Pull every line that holds the word "setTodos" from the entries.

Exercise data -
start

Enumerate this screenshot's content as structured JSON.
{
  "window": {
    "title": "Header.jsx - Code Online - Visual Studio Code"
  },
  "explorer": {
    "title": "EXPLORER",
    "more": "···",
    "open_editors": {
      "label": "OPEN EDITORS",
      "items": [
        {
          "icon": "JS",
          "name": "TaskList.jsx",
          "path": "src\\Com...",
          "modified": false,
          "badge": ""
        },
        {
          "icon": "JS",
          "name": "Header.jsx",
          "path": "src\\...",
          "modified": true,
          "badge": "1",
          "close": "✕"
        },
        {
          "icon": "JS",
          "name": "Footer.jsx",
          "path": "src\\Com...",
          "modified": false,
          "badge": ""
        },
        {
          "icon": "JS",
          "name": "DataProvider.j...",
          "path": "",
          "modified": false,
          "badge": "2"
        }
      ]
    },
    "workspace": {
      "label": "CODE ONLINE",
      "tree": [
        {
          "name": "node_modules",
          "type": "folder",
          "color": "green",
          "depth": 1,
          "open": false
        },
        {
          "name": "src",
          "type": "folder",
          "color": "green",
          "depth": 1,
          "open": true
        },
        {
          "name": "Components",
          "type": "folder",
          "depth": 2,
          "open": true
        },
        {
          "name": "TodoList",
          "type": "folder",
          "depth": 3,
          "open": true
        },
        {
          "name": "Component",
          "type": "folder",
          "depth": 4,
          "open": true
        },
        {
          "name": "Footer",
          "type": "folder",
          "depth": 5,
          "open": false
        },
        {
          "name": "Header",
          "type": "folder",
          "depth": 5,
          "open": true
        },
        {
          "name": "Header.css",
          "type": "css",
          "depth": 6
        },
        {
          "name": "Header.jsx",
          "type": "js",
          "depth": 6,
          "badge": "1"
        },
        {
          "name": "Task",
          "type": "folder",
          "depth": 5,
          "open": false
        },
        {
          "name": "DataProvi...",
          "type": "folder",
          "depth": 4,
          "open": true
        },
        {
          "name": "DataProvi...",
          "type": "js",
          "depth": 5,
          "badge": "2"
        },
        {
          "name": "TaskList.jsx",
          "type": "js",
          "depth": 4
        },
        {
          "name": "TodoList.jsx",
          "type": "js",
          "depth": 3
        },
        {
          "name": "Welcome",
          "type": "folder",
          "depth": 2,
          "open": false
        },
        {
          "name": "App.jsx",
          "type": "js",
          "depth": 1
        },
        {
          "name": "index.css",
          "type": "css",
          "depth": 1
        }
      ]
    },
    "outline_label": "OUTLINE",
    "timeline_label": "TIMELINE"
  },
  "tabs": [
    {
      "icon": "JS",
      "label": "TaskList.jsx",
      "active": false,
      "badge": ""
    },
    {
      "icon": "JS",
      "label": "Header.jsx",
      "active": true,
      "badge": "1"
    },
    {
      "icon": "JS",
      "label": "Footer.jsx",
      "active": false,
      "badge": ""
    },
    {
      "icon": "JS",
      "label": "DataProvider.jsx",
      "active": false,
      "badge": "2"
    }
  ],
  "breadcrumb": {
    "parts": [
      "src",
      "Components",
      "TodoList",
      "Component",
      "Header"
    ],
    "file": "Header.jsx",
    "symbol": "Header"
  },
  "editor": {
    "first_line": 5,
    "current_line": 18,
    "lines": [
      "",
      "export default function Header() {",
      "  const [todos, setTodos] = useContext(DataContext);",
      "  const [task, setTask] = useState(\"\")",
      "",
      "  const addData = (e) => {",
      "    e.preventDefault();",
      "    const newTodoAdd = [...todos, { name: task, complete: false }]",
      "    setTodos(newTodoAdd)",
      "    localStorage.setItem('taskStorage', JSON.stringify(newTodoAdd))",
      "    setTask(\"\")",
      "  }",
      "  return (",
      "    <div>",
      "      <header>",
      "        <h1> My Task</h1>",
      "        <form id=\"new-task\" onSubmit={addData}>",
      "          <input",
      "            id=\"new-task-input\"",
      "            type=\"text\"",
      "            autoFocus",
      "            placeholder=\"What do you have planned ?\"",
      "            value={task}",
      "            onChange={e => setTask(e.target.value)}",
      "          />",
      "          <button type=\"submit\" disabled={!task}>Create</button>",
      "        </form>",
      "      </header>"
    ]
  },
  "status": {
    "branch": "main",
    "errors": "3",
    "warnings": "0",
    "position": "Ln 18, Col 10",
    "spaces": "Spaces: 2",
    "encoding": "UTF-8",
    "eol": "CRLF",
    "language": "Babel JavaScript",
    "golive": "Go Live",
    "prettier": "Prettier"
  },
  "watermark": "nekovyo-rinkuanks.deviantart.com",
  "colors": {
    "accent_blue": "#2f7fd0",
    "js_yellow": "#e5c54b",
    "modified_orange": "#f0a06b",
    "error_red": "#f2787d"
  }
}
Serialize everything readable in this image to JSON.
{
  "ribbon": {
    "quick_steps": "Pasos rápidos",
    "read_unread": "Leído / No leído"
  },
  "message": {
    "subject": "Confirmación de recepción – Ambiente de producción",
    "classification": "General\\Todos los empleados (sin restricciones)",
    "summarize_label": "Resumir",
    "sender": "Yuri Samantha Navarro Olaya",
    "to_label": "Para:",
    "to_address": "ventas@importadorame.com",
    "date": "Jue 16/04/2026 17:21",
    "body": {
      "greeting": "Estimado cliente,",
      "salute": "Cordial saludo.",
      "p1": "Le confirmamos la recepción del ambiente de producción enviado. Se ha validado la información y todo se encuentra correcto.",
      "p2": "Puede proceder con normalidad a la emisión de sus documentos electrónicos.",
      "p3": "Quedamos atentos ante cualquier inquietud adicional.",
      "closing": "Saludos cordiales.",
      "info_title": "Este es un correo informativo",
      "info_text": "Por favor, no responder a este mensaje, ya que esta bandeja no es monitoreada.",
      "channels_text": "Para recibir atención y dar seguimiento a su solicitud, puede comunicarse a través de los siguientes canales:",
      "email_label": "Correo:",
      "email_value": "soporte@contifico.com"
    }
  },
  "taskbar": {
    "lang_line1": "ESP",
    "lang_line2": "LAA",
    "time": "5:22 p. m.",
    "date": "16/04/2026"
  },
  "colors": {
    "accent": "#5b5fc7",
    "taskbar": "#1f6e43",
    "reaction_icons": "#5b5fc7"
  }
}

end

Task response -
      "  const [todos, setTodos] = useContext(DataContext);",
      "    setTodos(newTodoAdd)",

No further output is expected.